Extracted data entries
• • • • •

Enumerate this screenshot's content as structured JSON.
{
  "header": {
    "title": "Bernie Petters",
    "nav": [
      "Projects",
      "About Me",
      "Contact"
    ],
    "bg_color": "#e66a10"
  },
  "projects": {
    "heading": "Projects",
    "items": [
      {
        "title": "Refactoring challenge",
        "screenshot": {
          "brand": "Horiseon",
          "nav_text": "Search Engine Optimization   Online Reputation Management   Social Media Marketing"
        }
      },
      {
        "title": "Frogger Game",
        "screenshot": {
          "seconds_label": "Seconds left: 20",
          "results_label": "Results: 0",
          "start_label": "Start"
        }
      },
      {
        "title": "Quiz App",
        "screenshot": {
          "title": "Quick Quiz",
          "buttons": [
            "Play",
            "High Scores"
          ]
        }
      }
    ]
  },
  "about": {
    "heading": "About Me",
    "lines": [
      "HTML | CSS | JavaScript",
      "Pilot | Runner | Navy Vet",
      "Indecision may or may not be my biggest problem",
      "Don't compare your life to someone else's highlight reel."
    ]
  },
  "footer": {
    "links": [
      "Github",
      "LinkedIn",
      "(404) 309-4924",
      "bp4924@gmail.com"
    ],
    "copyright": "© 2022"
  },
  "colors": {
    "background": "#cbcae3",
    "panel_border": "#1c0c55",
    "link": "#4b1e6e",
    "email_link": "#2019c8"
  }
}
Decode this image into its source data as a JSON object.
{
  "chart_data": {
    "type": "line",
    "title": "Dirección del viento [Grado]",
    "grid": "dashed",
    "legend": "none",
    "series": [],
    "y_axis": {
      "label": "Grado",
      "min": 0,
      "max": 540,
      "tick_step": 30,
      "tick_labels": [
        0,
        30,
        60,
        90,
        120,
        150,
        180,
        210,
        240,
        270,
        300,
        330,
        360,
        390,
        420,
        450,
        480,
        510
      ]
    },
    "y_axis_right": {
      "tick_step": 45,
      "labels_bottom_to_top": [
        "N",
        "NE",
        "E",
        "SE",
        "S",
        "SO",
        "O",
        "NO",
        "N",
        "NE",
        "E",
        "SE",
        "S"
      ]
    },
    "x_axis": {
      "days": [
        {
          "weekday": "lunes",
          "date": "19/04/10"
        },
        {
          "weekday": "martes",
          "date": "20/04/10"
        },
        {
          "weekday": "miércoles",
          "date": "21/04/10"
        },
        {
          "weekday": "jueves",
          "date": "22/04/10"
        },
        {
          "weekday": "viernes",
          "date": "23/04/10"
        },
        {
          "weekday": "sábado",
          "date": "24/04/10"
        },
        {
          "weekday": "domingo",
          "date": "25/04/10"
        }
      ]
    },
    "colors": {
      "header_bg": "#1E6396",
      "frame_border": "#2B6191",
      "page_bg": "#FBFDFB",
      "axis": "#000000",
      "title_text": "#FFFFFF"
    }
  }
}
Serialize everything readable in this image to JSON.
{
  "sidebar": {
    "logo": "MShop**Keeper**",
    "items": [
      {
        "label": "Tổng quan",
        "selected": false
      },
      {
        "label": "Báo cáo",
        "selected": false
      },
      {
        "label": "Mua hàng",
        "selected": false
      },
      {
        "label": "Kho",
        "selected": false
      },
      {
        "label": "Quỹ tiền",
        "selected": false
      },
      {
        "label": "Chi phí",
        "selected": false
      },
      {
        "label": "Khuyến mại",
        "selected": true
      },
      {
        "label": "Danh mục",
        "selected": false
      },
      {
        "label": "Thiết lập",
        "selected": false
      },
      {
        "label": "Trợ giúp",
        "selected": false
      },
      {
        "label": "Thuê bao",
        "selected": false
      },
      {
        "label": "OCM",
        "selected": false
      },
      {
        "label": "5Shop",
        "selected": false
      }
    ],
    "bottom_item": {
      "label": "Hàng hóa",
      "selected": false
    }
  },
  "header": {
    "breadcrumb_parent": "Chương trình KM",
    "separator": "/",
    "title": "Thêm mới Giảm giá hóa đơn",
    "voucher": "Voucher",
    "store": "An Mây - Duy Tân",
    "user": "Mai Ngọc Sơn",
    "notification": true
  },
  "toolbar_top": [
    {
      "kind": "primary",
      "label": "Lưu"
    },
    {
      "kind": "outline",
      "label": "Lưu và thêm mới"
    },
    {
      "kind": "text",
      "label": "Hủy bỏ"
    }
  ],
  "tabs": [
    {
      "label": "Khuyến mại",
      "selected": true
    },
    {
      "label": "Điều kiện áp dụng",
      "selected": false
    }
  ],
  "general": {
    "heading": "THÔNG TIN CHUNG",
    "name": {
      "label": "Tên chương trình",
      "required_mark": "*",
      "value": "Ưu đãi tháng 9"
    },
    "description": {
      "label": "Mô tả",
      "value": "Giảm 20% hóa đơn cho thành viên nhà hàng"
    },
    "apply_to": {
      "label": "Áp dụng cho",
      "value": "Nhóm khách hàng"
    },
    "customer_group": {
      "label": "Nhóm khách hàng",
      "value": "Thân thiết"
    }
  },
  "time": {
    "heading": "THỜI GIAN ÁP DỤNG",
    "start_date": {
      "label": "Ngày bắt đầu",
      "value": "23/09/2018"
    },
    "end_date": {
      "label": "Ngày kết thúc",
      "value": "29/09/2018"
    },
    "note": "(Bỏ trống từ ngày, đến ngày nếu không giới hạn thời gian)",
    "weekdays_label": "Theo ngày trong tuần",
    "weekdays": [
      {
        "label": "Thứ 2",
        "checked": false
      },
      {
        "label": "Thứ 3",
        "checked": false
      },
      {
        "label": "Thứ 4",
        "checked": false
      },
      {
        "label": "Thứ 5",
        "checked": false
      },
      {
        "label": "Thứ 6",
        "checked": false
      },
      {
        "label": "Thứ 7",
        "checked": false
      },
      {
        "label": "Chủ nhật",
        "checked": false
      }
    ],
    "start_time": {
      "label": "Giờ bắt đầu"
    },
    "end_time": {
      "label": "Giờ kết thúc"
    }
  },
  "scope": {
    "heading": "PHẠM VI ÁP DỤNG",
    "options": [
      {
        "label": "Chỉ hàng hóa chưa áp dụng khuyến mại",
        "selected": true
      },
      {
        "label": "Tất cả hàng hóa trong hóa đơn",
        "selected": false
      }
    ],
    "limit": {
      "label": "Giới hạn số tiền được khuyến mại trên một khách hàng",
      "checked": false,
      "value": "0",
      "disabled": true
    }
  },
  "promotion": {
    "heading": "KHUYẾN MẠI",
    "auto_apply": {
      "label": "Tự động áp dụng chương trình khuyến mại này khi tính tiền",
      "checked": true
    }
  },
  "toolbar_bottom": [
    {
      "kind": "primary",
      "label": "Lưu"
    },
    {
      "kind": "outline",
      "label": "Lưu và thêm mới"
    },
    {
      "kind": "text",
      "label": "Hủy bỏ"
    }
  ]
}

• • • • •

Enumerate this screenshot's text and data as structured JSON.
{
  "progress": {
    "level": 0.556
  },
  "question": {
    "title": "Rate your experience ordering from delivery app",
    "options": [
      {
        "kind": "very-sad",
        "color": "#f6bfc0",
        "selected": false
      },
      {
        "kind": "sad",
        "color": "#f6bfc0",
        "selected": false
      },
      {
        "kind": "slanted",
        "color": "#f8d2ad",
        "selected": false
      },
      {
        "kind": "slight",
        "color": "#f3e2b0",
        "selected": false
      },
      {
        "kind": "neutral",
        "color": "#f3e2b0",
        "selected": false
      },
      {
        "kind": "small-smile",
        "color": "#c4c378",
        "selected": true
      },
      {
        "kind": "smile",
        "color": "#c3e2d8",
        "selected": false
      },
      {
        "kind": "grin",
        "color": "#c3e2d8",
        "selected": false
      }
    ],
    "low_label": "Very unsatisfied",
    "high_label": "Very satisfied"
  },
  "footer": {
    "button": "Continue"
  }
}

• • • • •

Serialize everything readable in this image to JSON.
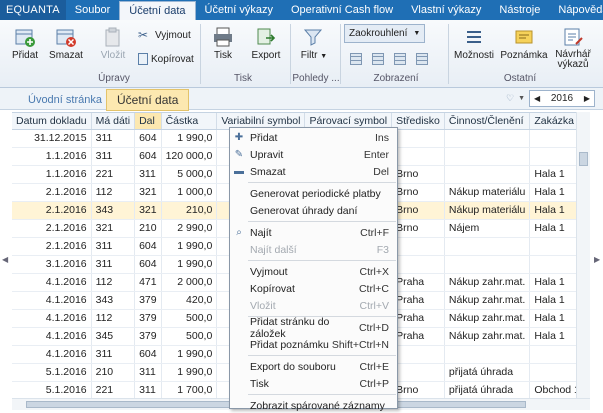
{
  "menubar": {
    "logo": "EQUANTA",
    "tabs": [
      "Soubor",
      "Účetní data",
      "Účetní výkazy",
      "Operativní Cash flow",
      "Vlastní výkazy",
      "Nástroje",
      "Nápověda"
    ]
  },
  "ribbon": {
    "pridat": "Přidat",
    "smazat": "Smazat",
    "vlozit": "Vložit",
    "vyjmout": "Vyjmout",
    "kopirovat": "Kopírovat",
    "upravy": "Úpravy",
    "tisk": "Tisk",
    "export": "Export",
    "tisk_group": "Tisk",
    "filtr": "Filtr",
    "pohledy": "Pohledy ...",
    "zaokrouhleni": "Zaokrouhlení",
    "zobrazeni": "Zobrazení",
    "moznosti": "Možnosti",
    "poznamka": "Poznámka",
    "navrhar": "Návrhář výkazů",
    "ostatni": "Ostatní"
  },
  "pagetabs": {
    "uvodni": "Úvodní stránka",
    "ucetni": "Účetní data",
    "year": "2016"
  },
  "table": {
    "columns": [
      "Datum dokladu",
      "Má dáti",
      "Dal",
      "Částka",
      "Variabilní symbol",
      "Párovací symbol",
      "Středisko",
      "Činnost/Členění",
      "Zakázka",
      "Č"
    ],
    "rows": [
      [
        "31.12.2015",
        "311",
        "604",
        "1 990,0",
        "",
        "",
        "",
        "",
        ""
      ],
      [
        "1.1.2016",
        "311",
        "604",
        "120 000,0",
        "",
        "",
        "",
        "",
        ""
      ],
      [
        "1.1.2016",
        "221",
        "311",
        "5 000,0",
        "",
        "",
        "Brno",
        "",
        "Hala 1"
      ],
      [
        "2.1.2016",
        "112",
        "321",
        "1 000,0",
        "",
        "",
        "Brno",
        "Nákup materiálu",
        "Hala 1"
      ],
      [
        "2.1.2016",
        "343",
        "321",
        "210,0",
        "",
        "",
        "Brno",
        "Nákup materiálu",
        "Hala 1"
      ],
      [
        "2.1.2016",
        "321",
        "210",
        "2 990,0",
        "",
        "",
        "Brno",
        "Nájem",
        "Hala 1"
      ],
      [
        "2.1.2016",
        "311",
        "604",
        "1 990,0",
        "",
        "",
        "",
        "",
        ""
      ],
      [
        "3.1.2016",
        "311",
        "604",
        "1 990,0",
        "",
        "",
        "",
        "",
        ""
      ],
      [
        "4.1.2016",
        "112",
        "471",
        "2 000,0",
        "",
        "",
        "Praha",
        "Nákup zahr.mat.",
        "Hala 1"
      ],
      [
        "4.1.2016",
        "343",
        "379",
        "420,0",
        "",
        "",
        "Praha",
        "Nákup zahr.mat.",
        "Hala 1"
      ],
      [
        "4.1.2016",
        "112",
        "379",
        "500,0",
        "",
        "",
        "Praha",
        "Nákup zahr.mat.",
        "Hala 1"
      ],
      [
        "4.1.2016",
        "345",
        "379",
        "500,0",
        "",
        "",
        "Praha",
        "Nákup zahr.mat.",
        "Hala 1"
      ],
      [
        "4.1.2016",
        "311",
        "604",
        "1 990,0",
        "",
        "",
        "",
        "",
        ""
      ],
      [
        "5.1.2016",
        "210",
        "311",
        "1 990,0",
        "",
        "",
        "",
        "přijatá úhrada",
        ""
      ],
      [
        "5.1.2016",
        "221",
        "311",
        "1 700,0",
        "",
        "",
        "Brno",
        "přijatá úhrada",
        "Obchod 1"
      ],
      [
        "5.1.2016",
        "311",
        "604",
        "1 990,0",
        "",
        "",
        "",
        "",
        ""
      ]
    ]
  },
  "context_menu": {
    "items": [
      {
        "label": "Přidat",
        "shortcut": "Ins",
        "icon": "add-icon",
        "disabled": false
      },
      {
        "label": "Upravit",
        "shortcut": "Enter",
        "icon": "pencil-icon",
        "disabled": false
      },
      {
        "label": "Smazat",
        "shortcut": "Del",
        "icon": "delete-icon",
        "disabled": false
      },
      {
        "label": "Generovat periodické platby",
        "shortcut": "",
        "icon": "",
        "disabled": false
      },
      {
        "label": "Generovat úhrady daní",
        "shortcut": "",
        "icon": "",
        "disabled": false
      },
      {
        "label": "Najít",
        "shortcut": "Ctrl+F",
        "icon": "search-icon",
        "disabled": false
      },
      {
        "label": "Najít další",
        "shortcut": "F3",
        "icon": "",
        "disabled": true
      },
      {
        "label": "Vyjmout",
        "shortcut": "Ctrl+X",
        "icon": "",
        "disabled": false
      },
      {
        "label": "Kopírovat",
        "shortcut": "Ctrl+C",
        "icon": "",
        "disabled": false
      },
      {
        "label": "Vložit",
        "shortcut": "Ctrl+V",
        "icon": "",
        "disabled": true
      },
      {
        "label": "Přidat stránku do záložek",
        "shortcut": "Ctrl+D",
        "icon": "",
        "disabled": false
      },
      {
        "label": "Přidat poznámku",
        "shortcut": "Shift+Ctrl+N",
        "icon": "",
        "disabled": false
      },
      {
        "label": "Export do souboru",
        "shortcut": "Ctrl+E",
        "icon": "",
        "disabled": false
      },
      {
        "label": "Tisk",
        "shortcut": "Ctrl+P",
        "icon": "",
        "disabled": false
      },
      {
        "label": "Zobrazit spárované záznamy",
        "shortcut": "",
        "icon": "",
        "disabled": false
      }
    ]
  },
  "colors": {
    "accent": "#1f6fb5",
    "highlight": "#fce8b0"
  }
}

• • • • •

--- EXERCISE AIM ---
Locate the lines above that contain "tiền" and copy them.

--- EXERCISE OUTPUT ---
        "label": "Quỹ tiền",
      "label": "Giới hạn số tiền được khuyến mại trên một khách hàng",
      "label": "Tự động áp dụng chương trình khuyến mại này khi tính tiền",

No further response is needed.